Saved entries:
※ ※ ※
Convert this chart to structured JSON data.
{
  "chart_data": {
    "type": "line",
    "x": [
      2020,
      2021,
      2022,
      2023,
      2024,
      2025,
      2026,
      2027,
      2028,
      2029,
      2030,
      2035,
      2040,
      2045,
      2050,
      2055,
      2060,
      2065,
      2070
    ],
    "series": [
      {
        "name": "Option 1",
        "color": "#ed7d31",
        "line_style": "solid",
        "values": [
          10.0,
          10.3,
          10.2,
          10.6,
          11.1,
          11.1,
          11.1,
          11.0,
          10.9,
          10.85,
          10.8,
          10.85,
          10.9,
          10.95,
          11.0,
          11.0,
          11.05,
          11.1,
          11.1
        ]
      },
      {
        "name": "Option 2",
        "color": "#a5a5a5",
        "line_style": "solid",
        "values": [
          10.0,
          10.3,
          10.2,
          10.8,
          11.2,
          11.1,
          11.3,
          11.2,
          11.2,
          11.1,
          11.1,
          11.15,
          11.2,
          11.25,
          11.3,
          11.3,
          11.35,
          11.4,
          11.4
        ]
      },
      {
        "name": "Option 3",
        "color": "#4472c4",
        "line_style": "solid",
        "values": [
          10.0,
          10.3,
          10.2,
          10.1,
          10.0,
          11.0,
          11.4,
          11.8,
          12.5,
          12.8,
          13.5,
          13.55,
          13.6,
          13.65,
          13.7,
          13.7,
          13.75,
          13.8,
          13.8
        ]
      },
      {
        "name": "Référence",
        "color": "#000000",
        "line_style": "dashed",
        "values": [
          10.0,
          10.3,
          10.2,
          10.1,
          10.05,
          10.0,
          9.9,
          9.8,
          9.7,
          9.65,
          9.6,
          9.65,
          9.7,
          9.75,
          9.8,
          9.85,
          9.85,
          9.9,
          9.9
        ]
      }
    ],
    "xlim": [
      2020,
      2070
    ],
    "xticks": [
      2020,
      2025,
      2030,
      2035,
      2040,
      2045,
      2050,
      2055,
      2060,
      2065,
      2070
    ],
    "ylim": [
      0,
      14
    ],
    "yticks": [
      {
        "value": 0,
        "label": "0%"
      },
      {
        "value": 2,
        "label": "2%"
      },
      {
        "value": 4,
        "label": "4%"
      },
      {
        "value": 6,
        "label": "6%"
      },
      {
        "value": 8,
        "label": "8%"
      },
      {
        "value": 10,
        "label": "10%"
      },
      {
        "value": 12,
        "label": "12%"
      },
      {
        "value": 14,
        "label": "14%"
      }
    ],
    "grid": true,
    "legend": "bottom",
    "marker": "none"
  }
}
※ ※ ※
_STATED GOAL:_ Identify and copy lines that hold the string "color".

_SOLUTION TO THE EXERCISE:_
        "color": "#ed7d31",
        "color": "#a5a5a5",
        "color": "#4472c4",
        "color": "#000000",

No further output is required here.